- [PROBLEM TO SOLVE] Wherever the string "Laos" appears, copy the whole line.

- [DATA ENTRIES]

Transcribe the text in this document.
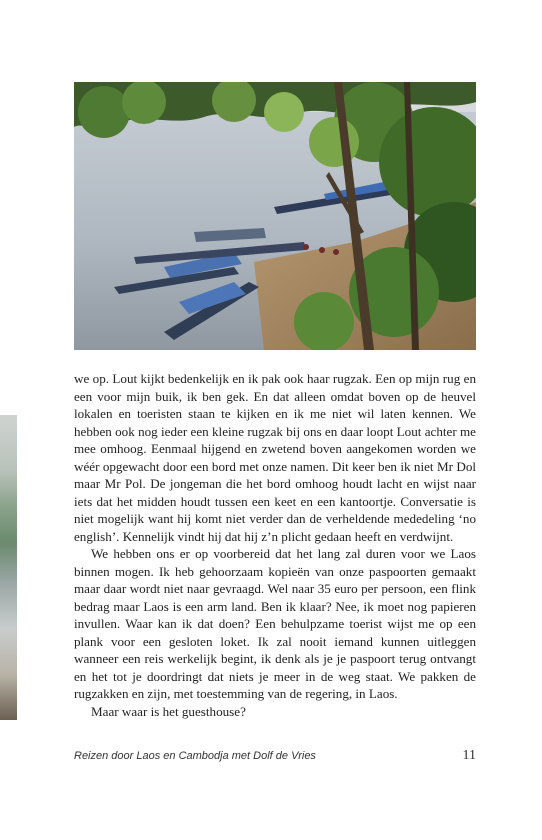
we op. Lout kijkt bedenkelijk en ik pak ook haar rugzak. Een op mijn rug en een voor mijn buik, ik ben gek. En dat alleen omdat boven op de heuvel lokalen en toeristen staan te kijken en ik me niet wil laten kennen. We hebben ook nog ieder een kleine rugzak bij ons en daar loopt Lout achter me mee omhoog. Eenmaal hijgend en zwetend boven aangekomen worden we wéér opgewacht door een bord met onze namen. Dit keer ben ik niet Mr Dol maar Mr Pol. De jongeman die het bord omhoog houdt lacht en wijst naar iets dat het midden houdt tussen een keet en een kantoortje. Conversatie is niet mogelijk want hij komt niet verder dan de verheldende mededeling ‘no english’. Kennelijk vindt hij dat hij z’n plicht gedaan heeft en verdwijnt.

We hebben ons er op voorbereid dat het lang zal duren voor we Laos binnen mogen. Ik heb gehoorzaam kopieën van onze paspoorten gemaakt maar daar wordt niet naar gevraagd. Wel naar 35 euro per persoon, een flink bedrag maar Laos is een arm land. Ben ik klaar? Nee, ik moet nog papieren invullen. Waar kan ik dat doen? Een behulpzame toerist wijst me op een plank voor een gesloten loket. Ik zal nooit iemand kunnen uitleggen wanneer een reis werkelijk begint, ik denk als je je paspoort terug ontvangt en het tot je doordringt dat niets je meer in de weg staat. We pakken de rugzakken en zijn, met toestemming van de regering, in Laos.

Maar waar is het guesthouse?

Reizen door Laos en Cambodja met Dolf de Vries	11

- [EXERCISE RESULT]
We hebben ons er op voorbereid dat het lang zal duren voor we Laos binnen mogen. Ik heb gehoorzaam kopieën van onze paspoorten gemaakt maar daar wordt niet naar gevraagd. Wel naar 35 euro per persoon, een flink bedrag maar Laos is een arm land. Ben ik klaar? Nee, ik moet nog papieren invullen. Waar kan ik dat doen? Een behulpzame toerist wijst me op een plank voor een gesloten loket. Ik zal nooit iemand kunnen uitleggen wanneer een reis werkelijk begint, ik denk als je je paspoort terug ontvangt en het tot je doordringt dat niets je meer in de weg staat. We pakken de rugzakken en zijn, met toestemming van de regering, in Laos.
Reizen door Laos en Cambodja met Dolf de Vries	11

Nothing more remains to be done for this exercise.